**Data in this exercise**.
┌────────

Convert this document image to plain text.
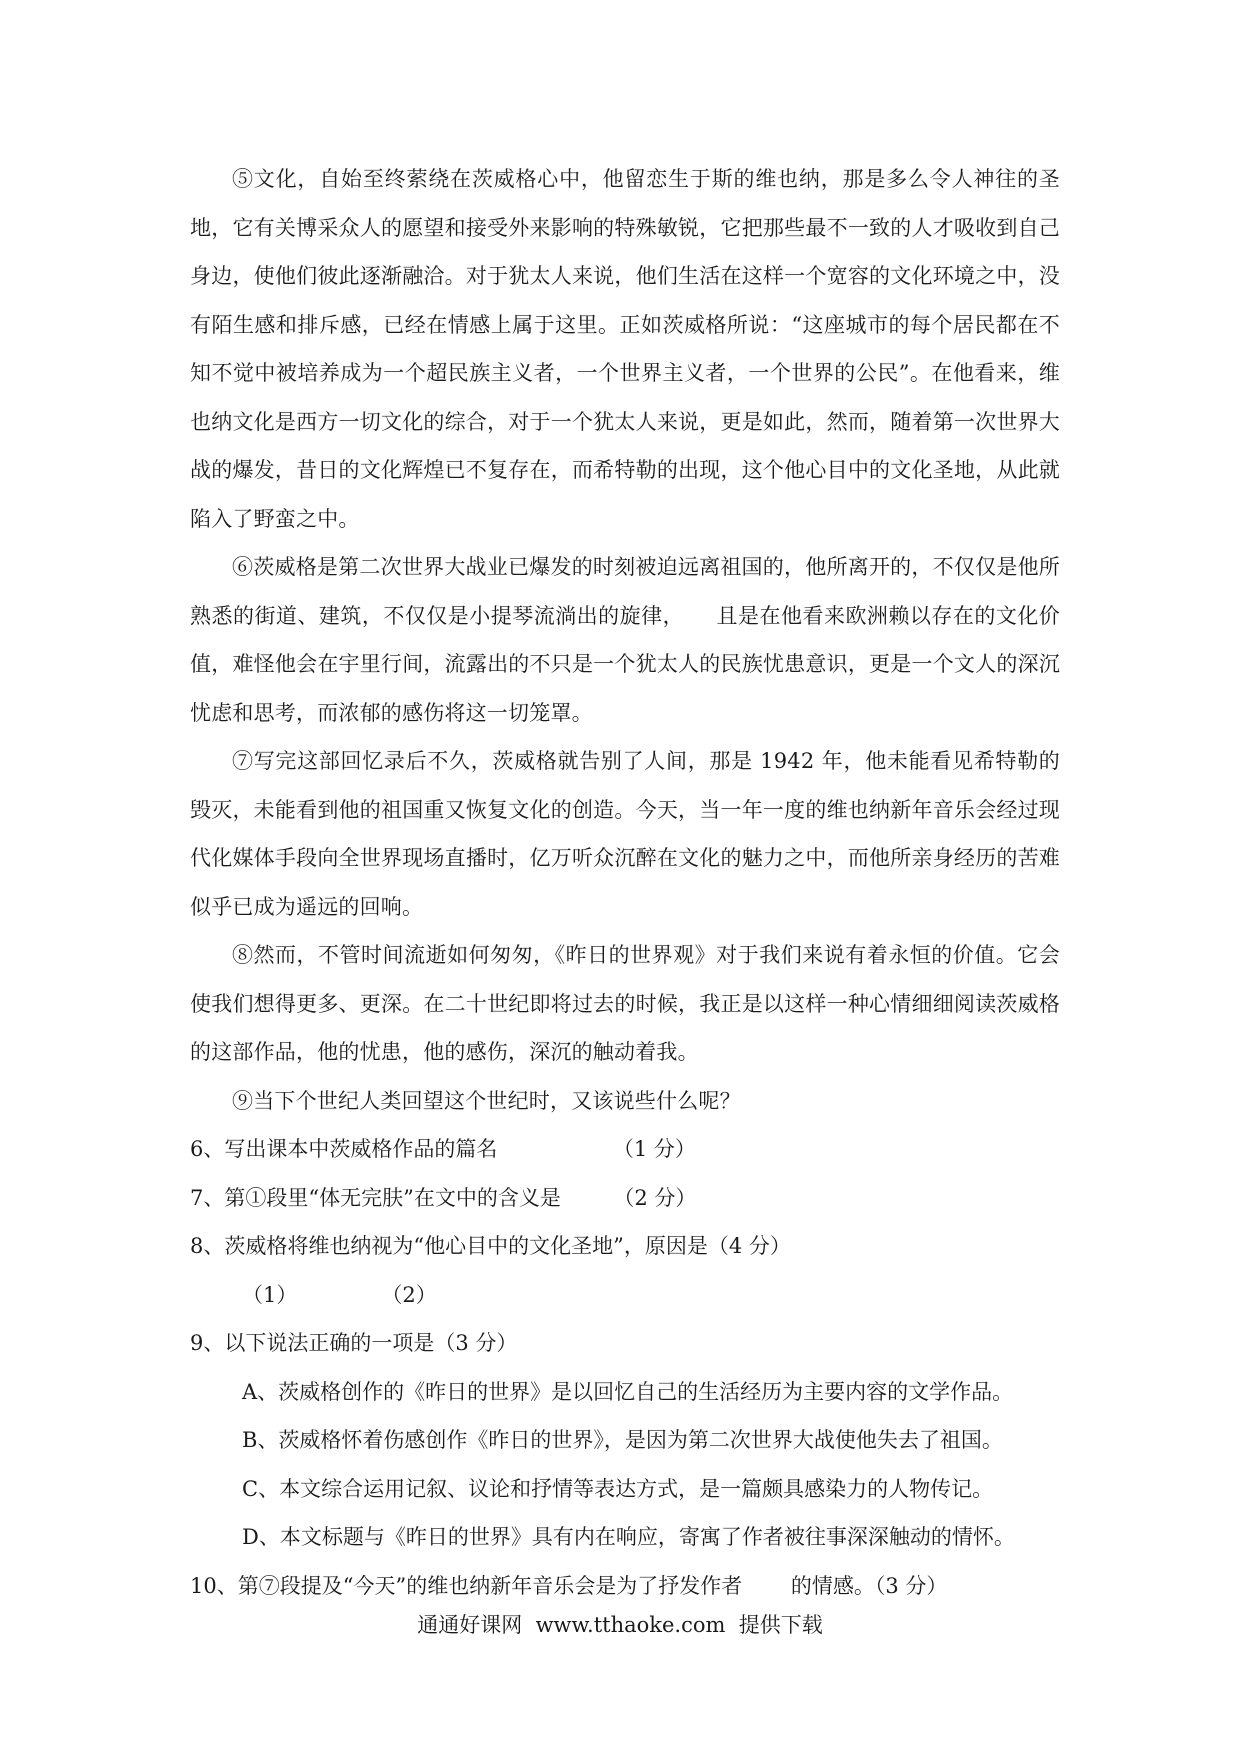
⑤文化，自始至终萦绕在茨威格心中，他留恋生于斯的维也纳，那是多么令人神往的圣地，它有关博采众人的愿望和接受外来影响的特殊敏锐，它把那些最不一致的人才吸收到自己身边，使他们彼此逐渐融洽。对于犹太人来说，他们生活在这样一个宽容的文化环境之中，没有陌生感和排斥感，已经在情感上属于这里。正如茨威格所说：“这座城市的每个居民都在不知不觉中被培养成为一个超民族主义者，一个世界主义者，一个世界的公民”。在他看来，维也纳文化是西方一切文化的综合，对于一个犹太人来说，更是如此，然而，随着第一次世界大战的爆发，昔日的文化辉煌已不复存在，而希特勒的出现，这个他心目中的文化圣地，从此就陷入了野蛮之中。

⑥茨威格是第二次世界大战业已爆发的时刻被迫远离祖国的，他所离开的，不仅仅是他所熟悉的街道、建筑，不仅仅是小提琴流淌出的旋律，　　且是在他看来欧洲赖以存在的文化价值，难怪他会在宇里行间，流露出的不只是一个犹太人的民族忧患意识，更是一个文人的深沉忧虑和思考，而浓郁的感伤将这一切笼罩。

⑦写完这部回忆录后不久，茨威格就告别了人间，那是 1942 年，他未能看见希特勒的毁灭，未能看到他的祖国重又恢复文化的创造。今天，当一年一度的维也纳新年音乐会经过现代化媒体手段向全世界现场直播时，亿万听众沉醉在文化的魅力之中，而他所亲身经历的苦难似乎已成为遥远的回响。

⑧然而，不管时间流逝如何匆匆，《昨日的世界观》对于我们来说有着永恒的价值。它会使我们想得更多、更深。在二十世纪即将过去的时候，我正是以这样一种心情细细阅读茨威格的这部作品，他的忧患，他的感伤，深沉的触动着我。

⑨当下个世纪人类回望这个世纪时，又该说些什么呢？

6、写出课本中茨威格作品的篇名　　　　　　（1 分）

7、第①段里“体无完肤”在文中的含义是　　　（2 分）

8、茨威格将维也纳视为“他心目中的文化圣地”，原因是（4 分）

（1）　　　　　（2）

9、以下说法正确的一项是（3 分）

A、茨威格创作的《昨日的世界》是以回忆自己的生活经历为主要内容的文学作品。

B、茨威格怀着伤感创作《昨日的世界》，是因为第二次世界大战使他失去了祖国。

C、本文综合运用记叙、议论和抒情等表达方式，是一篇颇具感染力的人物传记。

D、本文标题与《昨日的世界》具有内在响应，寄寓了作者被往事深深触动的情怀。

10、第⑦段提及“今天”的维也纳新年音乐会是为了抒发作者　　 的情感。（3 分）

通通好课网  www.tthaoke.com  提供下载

└────────

**Directions**.
Every record is to be reproduced exactly, with no pictures included.

**Result below**.
Convert this document image to plain text.
⑤文化，自始至终萦绕在茨威格心中，他留恋生于斯的维也纳，那是多么令人神往的圣地，它有关博采众人的愿望和接受外来影响的特殊敏锐，它把那些最不一致的人才吸收到自己身边，使他们彼此逐渐融洽。对于犹太人来说，他们生活在这样一个宽容的文化环境之中，没有陌生感和排斥感，已经在情感上属于这里。正如茨威格所说：“这座城市的每个居民都在不知不觉中被培养成为一个超民族主义者，一个世界主义者，一个世界的公民”。在他看来，维也纳文化是西方一切文化的综合，对于一个犹太人来说，更是如此，然而，随着第一次世界大战的爆发，昔日的文化辉煌已不复存在，而希特勒的出现，这个他心目中的文化圣地，从此就陷入了野蛮之中。

⑥茨威格是第二次世界大战业已爆发的时刻被迫远离祖国的，他所离开的，不仅仅是他所熟悉的街道、建筑，不仅仅是小提琴流淌出的旋律，　　且是在他看来欧洲赖以存在的文化价值，难怪他会在宇里行间，流露出的不只是一个犹太人的民族忧患意识，更是一个文人的深沉忧虑和思考，而浓郁的感伤将这一切笼罩。

⑦写完这部回忆录后不久，茨威格就告别了人间，那是 1942 年，他未能看见希特勒的毁灭，未能看到他的祖国重又恢复文化的创造。今天，当一年一度的维也纳新年音乐会经过现代化媒体手段向全世界现场直播时，亿万听众沉醉在文化的魅力之中，而他所亲身经历的苦难似乎已成为遥远的回响。

⑧然而，不管时间流逝如何匆匆，《昨日的世界观》对于我们来说有着永恒的价值。它会使我们想得更多、更深。在二十世纪即将过去的时候，我正是以这样一种心情细细阅读茨威格的这部作品，他的忧患，他的感伤，深沉的触动着我。

⑨当下个世纪人类回望这个世纪时，又该说些什么呢？

6、写出课本中茨威格作品的篇名　　　　　　（1 分）

7、第①段里“体无完肤”在文中的含义是　　　（2 分）

8、茨威格将维也纳视为“他心目中的文化圣地”，原因是（4 分）

（1）　　　　　（2）

9、以下说法正确的一项是（3 分）

A、茨威格创作的《昨日的世界》是以回忆自己的生活经历为主要内容的文学作品。

B、茨威格怀着伤感创作《昨日的世界》，是因为第二次世界大战使他失去了祖国。

C、本文综合运用记叙、议论和抒情等表达方式，是一篇颇具感染力的人物传记。

D、本文标题与《昨日的世界》具有内在响应，寄寓了作者被往事深深触动的情怀。

10、第⑦段提及“今天”的维也纳新年音乐会是为了抒发作者　　 的情感。（3 分）

通通好课网  www.tthaoke.com  提供下载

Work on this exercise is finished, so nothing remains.